GOAL:
Filter this material down to the lines that hold "columns", copying each one.

DATA FOR THIS EXERCISE:
==*==
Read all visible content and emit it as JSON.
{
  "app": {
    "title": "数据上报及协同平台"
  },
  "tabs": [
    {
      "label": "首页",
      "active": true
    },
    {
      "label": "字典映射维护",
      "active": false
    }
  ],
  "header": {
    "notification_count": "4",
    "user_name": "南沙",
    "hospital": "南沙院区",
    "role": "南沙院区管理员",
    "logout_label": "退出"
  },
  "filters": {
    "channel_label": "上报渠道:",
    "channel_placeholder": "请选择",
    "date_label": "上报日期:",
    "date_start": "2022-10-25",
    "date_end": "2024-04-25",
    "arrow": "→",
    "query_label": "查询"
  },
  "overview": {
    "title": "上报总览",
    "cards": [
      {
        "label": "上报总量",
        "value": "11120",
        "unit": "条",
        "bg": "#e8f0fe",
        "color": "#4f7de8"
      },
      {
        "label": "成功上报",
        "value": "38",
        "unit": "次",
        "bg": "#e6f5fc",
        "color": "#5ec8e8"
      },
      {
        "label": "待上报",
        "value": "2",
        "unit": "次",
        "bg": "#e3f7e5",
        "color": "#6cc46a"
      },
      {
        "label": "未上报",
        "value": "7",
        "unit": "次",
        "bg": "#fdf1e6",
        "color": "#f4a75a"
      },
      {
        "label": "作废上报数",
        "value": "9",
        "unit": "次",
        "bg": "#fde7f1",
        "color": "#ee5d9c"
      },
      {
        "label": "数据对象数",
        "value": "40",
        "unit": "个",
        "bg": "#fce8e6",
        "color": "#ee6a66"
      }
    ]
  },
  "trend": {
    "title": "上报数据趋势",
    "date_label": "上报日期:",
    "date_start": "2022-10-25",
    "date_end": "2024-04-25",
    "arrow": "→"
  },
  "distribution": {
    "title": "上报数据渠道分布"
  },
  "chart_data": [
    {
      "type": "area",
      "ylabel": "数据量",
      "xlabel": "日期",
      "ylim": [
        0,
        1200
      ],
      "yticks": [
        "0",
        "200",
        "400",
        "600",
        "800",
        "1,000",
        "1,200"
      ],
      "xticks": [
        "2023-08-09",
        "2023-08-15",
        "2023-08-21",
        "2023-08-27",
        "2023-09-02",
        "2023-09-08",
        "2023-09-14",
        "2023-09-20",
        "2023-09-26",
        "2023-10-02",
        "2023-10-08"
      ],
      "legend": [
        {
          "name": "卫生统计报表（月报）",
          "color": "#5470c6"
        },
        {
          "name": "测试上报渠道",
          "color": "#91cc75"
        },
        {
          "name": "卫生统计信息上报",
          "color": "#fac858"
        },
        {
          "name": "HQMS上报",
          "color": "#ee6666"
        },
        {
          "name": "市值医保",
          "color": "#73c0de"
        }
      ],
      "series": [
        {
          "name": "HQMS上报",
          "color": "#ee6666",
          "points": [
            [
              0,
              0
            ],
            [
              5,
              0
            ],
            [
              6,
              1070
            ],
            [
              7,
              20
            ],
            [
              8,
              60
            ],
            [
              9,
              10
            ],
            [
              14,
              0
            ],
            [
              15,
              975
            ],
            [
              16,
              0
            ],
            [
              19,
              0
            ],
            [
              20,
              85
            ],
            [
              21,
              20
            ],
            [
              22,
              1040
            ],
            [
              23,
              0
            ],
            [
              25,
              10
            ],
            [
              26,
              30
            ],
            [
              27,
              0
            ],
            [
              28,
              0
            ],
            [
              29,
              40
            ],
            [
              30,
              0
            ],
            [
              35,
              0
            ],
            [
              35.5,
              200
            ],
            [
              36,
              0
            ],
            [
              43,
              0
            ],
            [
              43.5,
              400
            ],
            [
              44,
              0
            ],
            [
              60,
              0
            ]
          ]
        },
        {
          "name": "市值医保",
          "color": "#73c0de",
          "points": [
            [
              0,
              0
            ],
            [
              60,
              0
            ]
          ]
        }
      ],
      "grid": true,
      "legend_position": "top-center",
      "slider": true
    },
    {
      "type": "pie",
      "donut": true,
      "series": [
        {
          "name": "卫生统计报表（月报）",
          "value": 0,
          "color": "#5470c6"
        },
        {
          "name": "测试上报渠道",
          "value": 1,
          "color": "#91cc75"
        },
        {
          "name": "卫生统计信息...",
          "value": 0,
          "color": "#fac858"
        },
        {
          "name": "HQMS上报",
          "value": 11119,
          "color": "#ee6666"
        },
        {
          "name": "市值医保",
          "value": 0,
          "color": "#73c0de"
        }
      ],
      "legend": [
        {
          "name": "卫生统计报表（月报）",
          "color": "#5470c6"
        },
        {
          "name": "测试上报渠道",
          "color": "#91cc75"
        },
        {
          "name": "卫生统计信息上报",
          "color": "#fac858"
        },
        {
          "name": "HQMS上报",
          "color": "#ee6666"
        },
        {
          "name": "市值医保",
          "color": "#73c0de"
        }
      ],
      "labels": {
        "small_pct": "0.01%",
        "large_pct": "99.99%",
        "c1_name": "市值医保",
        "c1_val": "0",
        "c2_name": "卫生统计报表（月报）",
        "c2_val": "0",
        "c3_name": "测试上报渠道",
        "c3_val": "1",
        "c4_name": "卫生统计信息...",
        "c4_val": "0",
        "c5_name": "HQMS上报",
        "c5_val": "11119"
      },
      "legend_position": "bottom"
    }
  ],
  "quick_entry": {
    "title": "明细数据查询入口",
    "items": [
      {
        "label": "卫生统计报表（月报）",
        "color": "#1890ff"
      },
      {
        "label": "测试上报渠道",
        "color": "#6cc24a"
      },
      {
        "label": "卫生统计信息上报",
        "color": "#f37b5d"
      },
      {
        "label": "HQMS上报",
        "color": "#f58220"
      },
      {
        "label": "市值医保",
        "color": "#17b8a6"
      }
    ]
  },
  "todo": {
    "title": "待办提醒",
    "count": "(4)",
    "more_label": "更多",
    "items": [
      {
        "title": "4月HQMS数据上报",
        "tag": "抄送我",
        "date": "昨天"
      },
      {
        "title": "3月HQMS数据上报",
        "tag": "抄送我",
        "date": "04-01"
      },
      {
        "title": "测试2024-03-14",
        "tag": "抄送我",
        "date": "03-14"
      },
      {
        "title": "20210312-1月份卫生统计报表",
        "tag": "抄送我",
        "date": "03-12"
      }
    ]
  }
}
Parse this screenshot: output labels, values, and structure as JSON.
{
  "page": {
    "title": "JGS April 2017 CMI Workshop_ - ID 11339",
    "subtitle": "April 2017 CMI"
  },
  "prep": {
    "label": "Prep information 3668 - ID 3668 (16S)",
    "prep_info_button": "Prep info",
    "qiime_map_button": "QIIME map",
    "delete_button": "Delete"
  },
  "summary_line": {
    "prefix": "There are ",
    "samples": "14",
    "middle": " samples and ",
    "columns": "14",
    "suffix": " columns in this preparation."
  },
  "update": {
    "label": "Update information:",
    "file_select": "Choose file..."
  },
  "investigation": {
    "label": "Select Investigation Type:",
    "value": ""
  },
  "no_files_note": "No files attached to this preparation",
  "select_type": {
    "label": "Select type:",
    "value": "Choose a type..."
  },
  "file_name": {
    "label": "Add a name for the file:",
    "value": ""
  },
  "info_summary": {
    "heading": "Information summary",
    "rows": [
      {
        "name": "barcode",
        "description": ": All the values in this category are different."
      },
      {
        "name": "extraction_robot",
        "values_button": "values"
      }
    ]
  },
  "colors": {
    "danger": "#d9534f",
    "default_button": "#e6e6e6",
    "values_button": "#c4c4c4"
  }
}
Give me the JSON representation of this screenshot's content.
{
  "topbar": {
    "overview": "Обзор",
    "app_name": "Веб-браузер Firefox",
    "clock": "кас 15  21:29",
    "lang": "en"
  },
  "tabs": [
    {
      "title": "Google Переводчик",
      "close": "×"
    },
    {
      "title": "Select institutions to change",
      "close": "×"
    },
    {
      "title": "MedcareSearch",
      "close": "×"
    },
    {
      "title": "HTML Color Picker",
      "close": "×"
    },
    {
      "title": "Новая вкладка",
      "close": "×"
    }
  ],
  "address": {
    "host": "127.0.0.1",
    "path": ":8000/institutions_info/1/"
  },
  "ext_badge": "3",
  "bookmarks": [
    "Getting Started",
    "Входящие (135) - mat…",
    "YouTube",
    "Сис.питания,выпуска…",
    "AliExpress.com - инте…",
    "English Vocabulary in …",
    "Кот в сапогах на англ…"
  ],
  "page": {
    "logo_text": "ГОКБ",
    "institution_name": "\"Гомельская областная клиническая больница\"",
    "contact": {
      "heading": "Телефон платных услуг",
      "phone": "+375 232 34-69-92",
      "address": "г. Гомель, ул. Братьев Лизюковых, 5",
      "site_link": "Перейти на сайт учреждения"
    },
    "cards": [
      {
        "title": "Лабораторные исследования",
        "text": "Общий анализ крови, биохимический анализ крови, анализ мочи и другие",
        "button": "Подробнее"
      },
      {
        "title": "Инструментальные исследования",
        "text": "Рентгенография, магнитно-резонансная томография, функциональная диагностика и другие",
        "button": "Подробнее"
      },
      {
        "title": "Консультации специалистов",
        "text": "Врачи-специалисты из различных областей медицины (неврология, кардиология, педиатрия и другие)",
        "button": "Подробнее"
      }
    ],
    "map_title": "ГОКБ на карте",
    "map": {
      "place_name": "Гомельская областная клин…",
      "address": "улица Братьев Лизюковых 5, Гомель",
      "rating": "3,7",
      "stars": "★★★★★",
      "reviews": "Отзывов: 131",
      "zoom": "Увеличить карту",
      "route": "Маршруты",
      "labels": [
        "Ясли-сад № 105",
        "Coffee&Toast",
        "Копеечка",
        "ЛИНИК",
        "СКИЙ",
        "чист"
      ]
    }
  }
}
==*==
EXERCISE OUTPUT:
    "columns": "14",
    "suffix": " columns in this preparation."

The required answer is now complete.